#### Aim:
Take every line that has the string "value" and copy it out.

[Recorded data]

__________________________________________________

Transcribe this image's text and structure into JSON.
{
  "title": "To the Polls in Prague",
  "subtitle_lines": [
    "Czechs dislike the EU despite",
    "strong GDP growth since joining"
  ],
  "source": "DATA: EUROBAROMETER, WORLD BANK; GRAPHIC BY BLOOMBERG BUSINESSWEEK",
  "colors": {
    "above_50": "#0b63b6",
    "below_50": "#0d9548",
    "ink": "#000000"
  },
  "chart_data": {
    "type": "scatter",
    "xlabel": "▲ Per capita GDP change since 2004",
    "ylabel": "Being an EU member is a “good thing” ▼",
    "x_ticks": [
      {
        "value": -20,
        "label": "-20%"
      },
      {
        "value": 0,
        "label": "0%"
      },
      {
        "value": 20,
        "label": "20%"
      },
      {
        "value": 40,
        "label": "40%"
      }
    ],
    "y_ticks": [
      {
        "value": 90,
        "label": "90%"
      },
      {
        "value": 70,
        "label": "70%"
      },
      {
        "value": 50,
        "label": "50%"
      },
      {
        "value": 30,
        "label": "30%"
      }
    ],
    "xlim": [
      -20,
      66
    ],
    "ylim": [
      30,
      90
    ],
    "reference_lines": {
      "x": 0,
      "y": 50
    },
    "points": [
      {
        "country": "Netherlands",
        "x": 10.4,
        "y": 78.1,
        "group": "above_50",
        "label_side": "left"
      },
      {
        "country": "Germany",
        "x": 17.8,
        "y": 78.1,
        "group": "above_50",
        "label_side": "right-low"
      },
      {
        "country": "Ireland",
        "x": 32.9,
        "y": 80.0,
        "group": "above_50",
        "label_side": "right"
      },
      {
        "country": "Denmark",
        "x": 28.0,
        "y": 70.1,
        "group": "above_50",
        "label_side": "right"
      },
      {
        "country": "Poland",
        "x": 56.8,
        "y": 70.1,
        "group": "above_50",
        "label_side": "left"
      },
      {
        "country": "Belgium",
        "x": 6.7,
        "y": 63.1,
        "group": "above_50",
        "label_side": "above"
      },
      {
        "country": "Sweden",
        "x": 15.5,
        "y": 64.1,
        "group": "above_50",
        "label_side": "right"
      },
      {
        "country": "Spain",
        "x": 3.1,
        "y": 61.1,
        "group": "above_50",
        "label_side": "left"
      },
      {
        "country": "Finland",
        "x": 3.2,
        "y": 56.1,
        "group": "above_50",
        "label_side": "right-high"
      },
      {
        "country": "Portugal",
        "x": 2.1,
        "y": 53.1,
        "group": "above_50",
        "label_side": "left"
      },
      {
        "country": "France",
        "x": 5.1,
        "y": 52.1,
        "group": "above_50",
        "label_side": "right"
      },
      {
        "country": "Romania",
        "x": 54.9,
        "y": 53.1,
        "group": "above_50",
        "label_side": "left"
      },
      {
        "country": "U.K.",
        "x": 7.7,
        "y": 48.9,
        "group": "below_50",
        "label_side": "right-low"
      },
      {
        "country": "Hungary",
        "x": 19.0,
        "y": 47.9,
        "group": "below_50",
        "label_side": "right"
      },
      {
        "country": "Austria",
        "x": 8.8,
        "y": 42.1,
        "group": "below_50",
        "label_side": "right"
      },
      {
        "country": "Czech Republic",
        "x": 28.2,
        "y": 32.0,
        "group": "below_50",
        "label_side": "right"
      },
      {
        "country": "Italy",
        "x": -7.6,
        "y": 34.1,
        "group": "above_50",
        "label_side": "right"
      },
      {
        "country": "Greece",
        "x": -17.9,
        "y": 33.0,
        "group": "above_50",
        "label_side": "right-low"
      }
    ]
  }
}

__________________________________________________

#### Answer for the task:
        "value": -20,
        "value": 0,
        "value": 20,
        "value": 40,
        "value": 90,
        "value": 70,
        "value": 50,
        "value": 30,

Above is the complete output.